• _Required work_
Answer these questions using the excerpt on Venezuela's economy below:
(a) How many people were killed in the protests against Maduro's government?
(b) What percentage of Venezuela's foreign currency comes from oil?
(c) According to Maduro, what was Venezuela's oil export price in September, and about what is it now?

• _Excerpt provided_
Venezuelans can buy gasoline cheaper than bottled water, but struggle to find milk, flour, cooking oil, toilet paper, deodorant, shampoo and other products.
The shortages helped fuel violent protests against Maduro’s government from February to May last year, in which 43 people were killed.
The central bank said the protests “prevented the proper distribution of basic goods to the population and the normal production of goods and services.”
It blamed the demonstrations for an “economic reversal and a fall in economic activity.”
Price increases were the sharpest for housing, food and alcoholic beverages, and restaurants and hotels, according to the central bank.
It has not published the index that measures scarcity since March, when it found that 19 categories of key products were experiencing “serious supply problems.”
Falling crude prices have taken a massive extra toll on a country that gets 96 percent of its foreign currency from oil.
Venezuela’s oil export price has plunged from US$95 a barrel in September to about US$48, Maduro said.
He accused the US of waging an “oil war” to hurt major crude producers like Venezuela and Russia, both currently at odds with Washington.
A boom in shale oil in the US has upended the world market, causing crude prices to hit a string of five-year lows in recent weeks.
OPEC added to the downward momentum last month by ruling out a production cut — a decision pushed through by wealthy Gulf states over Venezuela’s furious opposition.

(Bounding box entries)
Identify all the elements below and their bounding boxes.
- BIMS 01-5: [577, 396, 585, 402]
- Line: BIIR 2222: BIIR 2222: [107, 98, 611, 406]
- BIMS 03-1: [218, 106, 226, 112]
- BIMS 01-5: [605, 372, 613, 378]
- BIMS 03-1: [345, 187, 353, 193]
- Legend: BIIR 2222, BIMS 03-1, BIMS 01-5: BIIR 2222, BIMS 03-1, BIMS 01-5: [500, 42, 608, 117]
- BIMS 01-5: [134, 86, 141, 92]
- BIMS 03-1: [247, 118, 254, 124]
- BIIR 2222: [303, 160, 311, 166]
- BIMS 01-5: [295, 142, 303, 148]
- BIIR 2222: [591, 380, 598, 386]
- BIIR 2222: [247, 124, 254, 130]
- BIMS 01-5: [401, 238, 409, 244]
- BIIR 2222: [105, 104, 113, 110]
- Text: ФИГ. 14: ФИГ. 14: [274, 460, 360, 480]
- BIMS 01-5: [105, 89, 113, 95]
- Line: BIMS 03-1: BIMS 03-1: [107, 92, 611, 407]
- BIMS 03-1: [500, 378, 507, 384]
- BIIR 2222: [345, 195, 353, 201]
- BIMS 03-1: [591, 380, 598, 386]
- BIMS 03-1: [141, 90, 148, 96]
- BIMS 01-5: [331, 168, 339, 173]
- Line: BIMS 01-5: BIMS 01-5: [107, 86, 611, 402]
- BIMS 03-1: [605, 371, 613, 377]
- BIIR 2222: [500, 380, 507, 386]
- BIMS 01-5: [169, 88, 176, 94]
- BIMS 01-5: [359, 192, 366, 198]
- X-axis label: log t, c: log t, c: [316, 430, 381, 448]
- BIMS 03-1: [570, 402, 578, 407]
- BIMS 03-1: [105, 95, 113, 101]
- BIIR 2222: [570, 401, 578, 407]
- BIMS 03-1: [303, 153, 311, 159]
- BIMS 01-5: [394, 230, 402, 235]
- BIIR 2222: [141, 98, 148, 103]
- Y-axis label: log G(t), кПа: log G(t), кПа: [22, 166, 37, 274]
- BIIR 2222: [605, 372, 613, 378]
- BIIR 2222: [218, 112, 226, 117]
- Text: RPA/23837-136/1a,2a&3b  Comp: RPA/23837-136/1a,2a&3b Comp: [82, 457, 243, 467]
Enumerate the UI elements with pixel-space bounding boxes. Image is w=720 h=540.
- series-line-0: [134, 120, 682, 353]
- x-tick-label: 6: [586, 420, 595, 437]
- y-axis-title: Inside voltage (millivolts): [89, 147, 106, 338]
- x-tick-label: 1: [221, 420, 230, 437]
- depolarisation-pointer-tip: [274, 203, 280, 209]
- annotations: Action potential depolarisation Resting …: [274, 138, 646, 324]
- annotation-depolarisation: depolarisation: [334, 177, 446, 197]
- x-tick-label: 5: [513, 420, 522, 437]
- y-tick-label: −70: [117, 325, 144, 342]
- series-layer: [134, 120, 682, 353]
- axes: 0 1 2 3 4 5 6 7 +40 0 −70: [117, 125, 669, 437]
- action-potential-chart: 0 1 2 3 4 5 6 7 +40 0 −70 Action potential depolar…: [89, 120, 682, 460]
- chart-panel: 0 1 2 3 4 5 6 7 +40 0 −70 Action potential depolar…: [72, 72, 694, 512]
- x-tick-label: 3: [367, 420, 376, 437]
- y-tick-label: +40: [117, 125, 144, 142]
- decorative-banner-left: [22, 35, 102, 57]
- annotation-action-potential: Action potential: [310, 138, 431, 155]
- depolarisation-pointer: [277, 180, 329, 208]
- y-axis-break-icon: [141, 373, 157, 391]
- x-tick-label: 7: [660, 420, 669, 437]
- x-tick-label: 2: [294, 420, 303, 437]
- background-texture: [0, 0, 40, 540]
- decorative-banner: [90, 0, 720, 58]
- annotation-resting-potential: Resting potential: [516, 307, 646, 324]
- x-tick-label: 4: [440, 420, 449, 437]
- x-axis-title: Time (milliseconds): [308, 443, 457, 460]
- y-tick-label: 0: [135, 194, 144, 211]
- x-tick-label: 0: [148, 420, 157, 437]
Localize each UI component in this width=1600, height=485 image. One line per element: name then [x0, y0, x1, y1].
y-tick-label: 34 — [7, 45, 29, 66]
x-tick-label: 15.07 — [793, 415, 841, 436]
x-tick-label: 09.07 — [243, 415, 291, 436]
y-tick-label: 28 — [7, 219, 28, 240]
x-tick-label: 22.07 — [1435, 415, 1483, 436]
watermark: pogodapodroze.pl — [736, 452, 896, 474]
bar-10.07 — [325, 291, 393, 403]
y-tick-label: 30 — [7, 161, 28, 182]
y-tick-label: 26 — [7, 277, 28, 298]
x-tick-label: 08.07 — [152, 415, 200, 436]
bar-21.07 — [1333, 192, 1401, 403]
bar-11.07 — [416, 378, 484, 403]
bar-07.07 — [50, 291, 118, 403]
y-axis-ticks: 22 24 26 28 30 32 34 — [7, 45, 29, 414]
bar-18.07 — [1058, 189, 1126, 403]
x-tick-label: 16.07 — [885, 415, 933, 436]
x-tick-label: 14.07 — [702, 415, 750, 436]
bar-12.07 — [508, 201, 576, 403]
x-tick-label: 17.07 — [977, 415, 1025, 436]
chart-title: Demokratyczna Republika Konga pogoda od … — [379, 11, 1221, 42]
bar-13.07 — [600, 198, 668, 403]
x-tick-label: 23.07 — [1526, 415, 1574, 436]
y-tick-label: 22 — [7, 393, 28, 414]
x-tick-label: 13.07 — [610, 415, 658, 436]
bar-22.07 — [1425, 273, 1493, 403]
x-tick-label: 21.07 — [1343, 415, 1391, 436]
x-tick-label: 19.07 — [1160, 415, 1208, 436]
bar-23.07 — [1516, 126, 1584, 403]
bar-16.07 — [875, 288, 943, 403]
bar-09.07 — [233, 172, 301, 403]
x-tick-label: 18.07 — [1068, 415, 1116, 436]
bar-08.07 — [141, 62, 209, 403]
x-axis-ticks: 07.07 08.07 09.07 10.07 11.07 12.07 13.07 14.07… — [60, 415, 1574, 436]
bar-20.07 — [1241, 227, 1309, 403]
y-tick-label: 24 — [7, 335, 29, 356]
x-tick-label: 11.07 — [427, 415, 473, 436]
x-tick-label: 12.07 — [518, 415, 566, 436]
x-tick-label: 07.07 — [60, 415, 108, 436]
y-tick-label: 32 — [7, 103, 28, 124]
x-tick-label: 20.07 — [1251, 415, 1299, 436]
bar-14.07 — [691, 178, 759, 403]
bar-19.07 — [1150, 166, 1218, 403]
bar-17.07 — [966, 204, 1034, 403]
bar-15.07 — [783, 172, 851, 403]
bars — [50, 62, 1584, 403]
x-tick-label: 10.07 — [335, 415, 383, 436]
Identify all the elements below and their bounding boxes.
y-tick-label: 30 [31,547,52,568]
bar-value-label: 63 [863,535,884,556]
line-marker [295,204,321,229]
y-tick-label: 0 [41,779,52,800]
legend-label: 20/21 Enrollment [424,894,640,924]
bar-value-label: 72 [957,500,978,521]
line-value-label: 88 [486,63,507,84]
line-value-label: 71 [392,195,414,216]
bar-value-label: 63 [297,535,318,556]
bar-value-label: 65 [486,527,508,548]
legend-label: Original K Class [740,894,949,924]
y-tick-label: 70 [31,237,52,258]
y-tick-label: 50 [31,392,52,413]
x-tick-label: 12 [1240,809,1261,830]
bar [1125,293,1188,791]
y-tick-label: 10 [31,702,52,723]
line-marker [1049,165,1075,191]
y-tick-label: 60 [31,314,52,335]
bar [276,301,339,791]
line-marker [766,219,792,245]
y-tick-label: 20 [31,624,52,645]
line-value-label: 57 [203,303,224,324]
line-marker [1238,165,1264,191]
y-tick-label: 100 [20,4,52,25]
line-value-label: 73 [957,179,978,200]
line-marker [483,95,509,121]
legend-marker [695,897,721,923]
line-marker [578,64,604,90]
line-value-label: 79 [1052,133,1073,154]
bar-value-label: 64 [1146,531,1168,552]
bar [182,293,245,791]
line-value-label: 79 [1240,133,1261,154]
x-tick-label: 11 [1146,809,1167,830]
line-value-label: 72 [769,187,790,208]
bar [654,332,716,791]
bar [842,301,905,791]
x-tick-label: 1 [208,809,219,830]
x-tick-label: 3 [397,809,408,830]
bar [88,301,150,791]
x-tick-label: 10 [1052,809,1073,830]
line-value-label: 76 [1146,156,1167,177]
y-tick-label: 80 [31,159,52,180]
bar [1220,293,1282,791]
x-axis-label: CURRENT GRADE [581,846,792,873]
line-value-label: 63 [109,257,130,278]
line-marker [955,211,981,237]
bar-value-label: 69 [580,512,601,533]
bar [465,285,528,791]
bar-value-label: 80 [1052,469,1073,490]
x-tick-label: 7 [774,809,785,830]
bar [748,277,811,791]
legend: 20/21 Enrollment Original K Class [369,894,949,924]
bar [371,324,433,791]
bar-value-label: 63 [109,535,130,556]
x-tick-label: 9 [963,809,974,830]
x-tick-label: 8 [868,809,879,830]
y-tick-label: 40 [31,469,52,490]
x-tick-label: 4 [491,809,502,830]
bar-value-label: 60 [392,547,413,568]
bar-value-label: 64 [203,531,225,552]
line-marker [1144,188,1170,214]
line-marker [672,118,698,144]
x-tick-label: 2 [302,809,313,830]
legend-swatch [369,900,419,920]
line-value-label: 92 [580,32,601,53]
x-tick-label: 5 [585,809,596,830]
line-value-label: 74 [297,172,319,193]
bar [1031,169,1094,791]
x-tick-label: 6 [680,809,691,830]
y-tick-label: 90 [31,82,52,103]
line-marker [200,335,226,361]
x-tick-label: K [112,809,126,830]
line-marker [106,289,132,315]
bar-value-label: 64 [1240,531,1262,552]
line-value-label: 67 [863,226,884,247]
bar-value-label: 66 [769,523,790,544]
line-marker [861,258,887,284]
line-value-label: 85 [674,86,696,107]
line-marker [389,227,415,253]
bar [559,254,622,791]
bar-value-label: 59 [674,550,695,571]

• _Result below_
(a) 43 people.
(b) 96 percent.
(c) US$95 a barrel in September, and about US$48 now.